- Provided entries -
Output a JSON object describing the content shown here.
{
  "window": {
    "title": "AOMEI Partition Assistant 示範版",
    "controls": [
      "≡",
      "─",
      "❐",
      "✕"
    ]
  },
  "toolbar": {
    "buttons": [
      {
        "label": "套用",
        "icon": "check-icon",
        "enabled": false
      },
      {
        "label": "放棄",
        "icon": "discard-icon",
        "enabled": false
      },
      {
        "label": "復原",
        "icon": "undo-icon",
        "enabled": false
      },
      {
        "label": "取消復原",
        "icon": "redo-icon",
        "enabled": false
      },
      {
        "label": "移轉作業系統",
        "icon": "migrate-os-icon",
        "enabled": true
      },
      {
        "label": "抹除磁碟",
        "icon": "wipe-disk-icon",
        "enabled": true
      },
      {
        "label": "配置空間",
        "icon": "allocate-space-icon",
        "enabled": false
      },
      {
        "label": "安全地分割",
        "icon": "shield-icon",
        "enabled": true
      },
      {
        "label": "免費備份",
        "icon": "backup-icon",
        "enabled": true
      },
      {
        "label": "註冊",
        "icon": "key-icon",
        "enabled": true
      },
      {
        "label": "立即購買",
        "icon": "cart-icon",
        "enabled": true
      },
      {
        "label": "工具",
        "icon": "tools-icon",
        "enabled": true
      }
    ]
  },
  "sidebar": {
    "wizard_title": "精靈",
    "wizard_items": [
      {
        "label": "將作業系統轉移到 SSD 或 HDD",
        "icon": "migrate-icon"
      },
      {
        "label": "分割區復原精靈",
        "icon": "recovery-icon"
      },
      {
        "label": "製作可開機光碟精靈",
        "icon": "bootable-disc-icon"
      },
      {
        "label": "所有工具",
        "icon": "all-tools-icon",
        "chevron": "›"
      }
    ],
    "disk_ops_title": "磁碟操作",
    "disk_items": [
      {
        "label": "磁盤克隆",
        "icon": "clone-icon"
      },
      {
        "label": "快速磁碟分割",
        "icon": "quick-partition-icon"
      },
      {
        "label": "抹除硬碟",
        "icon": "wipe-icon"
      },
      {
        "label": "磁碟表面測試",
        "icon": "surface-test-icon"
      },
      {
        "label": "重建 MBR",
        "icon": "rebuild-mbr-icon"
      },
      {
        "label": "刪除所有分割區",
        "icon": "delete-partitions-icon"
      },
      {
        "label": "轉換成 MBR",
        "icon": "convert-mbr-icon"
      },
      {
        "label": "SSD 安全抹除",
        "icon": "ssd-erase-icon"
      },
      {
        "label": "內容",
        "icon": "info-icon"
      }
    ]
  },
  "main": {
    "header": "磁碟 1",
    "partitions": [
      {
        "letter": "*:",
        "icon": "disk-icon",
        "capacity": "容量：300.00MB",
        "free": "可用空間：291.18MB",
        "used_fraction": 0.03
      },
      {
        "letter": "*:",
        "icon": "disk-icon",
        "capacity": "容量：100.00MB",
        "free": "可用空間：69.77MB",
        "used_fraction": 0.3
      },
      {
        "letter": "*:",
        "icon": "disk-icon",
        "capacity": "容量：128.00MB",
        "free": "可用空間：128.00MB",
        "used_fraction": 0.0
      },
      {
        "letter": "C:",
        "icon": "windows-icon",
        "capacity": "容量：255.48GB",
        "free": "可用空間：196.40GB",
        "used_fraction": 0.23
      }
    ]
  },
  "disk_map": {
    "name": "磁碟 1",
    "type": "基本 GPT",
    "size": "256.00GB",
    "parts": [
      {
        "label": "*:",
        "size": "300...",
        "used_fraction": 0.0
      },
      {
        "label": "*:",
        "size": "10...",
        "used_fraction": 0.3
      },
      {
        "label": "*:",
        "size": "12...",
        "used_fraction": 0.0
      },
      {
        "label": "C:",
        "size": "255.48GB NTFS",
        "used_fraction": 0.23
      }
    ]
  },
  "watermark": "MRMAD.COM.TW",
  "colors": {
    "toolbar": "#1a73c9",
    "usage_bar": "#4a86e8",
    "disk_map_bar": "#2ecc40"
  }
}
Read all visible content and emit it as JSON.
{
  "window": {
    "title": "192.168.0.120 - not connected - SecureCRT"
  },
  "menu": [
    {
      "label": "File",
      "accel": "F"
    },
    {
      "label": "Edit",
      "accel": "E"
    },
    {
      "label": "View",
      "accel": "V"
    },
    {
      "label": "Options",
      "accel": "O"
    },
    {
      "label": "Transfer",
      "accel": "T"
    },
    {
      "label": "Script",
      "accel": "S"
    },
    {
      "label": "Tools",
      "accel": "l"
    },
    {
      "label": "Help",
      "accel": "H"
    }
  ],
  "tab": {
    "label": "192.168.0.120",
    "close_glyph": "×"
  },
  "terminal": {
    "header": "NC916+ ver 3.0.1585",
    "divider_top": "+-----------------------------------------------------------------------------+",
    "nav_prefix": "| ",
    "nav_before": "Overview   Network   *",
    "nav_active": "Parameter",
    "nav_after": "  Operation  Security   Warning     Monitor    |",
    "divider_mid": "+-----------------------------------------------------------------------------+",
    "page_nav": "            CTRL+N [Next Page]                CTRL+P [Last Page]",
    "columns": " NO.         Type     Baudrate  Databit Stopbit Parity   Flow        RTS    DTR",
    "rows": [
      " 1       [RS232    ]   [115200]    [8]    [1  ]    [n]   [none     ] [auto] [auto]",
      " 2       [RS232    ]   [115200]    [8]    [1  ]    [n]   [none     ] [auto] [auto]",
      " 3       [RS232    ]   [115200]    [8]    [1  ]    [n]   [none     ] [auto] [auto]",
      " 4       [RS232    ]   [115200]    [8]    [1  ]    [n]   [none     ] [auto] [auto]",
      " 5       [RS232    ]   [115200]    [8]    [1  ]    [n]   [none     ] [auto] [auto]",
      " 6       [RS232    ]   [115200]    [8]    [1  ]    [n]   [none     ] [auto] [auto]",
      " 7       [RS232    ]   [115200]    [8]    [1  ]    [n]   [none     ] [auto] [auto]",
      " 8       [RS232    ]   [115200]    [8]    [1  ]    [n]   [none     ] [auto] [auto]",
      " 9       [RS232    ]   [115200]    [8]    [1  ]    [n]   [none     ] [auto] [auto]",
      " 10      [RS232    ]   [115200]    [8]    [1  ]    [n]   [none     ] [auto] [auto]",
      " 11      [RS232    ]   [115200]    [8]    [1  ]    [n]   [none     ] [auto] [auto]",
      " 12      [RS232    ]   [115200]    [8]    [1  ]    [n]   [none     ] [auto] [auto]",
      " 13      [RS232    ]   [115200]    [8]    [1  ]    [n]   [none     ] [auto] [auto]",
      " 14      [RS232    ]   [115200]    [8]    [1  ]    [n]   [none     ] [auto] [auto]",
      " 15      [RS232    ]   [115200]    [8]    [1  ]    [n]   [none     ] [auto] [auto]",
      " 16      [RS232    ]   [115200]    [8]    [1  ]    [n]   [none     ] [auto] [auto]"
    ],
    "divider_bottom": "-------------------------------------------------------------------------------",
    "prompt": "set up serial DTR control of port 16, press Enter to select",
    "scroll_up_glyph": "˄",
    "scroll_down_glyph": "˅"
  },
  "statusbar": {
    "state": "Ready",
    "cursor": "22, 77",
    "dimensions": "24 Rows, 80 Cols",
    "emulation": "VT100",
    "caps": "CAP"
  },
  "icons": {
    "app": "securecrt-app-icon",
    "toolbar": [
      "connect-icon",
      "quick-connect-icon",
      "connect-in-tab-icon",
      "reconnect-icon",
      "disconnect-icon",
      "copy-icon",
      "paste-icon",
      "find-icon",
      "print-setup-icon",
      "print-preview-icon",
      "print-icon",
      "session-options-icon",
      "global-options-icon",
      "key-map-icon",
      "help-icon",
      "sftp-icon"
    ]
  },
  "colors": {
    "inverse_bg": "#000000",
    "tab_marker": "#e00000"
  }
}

- Exercise prompt -
Scan the material above. Copy each line where "free" occurs.

- Task answer -
        "free": "可用空間：291.18MB",
        "free": "可用空間：69.77MB",
        "free": "可用空間：128.00MB",
        "free": "可用空間：196.40GB",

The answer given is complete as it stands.